• **Texte de la page**
★ ★ ★ ★ ★

3.3. La science, vigie de la démocratie
3.3.1. Science, enjeux de société et débat public
En démocratie, la science doit apprendre à « naviguer dans le triangle des Bermudes du souhaitable, du possible et de l’acceptable ». En effet, si le débat démocratique doit être éclairé par des faits établis et vérifiés, il est porteur de trop d’enjeux explicites ou masqués pour que les choix politiques finaux conservent leur logique initiale. Ainsi les choix technologiques d’un Etat sont le fruit de compromis complexes mêmes si les étapes classiques du processus décisionnels sont respectés (expertise scientifique, propositions de choix techniques, concertation citoyenne, décision finale).
Pour réduire les risques d’erreur, la décision politique démocratique s’appuie sur 3 cercles d’experts : corps de l’Etat, experts d’agences spécialisées, comités mixtes ad hoc. Le résultat est souvent contesté (ex ;: glyphosate ; enfouissement des déchets nucléaires). Cette évolution a entraîné un découplage entre la confiance globale en « la Science » et celle dans « les usages de la connaissance » dès que les enjeux sont liés à des intérêts économiques. Si les recherches sur la biodiversité ont la confiance du citoyen, celles sur le nucléaire et les OGM suscitent la méfiance.
On peut aller jusqu’à parler d’un déclin de la valeur de la vérité liée notamment au brouillage entre fait et opinion et à la perte de confiance dans les sources d’information, même reconnues. Cette évolution est grosse de danger pour la démocratie et pose la question de la responsabilité des chercheurs à l’heure de la « post-vérité ». Ainsi, des hommes politiques aussi différents que M. Rocard, B. Obama et E. Macron ont dû réaffirmer l’importance de la confiance en la science.

★ ★ ★ ★ ★

• **Données fournies**
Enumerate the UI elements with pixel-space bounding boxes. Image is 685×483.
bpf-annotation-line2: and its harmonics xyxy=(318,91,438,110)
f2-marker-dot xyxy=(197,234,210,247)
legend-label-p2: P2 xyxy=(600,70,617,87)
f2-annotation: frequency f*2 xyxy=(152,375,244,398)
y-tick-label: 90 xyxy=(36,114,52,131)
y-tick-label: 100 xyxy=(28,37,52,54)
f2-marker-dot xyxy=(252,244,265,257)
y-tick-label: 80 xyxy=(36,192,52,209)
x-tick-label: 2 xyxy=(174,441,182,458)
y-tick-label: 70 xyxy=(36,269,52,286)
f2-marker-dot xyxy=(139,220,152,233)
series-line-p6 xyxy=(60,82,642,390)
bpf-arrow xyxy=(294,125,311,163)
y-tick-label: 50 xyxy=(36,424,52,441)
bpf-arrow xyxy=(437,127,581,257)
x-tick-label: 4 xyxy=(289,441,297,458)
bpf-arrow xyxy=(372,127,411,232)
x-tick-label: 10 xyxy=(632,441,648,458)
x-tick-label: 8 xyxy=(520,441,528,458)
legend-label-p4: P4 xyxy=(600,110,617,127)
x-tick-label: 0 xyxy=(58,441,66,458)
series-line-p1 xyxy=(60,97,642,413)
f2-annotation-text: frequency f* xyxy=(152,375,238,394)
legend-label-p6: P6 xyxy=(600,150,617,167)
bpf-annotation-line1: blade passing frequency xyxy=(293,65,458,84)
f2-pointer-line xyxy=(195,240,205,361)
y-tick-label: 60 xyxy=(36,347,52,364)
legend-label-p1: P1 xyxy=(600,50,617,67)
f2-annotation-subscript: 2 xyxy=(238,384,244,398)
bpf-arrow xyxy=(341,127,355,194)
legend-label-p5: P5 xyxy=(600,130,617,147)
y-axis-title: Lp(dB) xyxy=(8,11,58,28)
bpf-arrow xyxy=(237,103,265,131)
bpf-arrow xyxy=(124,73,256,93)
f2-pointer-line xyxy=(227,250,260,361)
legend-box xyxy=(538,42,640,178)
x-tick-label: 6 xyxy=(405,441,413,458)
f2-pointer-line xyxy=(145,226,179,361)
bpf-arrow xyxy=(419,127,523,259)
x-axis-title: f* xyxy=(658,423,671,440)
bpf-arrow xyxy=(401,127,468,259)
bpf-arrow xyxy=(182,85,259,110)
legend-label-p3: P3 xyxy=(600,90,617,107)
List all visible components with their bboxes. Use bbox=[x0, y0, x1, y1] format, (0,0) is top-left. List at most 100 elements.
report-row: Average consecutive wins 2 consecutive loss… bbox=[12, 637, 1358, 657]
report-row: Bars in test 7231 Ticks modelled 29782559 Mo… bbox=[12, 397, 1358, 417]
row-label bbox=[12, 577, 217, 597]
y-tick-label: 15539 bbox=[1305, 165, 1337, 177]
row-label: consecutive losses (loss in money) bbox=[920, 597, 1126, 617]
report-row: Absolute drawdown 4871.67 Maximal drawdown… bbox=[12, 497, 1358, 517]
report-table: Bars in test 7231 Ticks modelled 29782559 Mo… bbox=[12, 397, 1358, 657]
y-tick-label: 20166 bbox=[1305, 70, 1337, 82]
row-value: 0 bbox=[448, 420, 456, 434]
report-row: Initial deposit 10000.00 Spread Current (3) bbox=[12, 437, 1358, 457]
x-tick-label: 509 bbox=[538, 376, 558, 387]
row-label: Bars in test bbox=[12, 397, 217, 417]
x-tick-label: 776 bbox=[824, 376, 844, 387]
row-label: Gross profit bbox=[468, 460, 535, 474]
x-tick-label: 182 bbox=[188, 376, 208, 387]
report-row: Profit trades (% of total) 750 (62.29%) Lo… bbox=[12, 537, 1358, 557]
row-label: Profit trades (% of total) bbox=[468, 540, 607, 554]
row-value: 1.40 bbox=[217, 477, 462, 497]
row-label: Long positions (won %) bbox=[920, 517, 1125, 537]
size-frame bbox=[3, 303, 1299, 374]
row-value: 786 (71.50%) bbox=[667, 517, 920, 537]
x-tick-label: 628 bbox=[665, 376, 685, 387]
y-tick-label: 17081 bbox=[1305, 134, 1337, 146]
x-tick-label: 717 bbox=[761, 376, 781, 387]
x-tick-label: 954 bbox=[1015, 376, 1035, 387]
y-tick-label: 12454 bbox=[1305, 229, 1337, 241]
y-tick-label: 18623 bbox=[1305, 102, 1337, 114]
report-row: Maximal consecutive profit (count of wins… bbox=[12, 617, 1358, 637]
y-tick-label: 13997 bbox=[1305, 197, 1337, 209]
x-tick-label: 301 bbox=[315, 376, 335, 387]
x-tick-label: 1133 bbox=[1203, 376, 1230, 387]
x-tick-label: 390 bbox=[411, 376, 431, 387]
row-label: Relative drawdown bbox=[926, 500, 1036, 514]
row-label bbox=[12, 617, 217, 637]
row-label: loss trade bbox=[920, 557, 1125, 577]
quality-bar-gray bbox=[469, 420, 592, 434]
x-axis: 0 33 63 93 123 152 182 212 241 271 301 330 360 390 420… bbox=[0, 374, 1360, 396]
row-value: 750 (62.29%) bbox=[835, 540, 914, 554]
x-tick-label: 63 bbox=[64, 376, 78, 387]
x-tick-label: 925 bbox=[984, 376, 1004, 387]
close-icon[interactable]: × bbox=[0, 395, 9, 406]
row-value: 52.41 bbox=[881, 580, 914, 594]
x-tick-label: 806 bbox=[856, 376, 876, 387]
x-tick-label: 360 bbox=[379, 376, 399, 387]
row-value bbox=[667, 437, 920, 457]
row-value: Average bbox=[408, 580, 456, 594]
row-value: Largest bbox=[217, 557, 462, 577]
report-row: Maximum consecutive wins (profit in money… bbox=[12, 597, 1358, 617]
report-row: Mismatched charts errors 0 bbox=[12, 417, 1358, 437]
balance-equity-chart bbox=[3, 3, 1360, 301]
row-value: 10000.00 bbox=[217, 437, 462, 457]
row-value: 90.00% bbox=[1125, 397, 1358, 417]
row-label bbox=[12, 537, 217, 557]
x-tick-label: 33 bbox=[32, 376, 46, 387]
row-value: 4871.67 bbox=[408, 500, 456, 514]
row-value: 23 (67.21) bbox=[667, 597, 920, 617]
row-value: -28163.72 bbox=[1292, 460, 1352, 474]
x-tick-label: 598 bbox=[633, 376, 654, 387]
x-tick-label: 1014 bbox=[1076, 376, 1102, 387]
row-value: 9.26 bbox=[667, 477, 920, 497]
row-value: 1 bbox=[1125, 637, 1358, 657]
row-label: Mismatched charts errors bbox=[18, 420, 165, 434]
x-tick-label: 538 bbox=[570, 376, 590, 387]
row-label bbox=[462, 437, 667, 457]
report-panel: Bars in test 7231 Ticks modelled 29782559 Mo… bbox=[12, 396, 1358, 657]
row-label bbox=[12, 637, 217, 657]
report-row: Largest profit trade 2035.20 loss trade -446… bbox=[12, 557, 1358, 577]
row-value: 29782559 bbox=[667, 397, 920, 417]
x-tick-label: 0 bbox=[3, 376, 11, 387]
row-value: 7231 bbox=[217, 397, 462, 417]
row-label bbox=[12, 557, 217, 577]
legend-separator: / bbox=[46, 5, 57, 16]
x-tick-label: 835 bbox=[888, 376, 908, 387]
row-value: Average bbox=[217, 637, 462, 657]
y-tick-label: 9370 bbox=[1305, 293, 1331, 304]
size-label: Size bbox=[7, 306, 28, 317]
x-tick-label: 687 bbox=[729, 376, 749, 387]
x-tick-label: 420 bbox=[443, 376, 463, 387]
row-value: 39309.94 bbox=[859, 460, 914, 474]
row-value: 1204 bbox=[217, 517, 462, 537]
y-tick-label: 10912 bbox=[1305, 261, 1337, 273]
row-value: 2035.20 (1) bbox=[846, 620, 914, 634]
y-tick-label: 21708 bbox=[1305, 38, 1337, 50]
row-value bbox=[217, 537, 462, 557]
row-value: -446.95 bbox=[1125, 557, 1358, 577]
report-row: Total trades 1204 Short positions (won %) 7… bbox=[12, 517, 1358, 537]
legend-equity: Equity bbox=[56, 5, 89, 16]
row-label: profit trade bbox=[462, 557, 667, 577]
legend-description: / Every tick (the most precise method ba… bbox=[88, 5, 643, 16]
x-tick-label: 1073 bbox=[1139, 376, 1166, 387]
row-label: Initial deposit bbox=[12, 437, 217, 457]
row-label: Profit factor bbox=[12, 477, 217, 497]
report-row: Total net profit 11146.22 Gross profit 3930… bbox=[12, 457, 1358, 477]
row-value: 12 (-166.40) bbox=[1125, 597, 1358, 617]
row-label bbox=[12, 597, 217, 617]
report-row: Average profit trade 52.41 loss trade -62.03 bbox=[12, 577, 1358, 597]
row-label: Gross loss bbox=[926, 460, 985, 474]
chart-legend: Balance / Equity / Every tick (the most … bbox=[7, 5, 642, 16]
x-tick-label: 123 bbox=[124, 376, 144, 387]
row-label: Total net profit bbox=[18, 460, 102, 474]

★ ★ ★ ★ ★

• **À faire**
**a.** Recopiez le passage du texte sur la science et la démocratie qui commence aux mots « 3.3. La science, vigie » et s'arrête après les mots « citoyenne, décision finale). ».
**b.** Répondez à ces questions d'après le texte sur la science et la démocratie :
(i) Quels sont les trois cercles d'experts sur lesquels s'appuie la décision politique démocratique ?
(ii) Quelles recherches suscitent la méfiance du citoyen ?
(iii) Quels hommes politiques ont dû réaffirmer l'importance de la confiance en la science ?
Ces enregistrements proviennent d'une source différente.

• **Réponses**
**a.**
3.3. La science, vigie de la démocratie
3.3.1. Science, enjeux de société et débat public
En démocratie, la science doit apprendre à « naviguer dans le triangle des Bermudes du souhaitable, du possible et de l’acceptable ». En effet, si le débat démocratique doit être éclairé par des faits établis et vérifiés, il est porteur de trop d’enjeux explicites ou masqués pour que les choix politiques finaux conservent leur logique initiale. Ainsi les choix technologiques d’un Etat sont le fruit de compromis complexes mêmes si les étapes classiques du processus décisionnels sont respectés (expertise scientifique, propositions de choix techniques, concertation citoyenne, décision finale).

**b.**
(i) Les corps de l'État, les experts d'agences spécialisées et les comités mixtes ad hoc.
(ii) Les recherches sur le nucléaire et les OGM.
(iii) M. Rocard, B. Obama et E. Macron.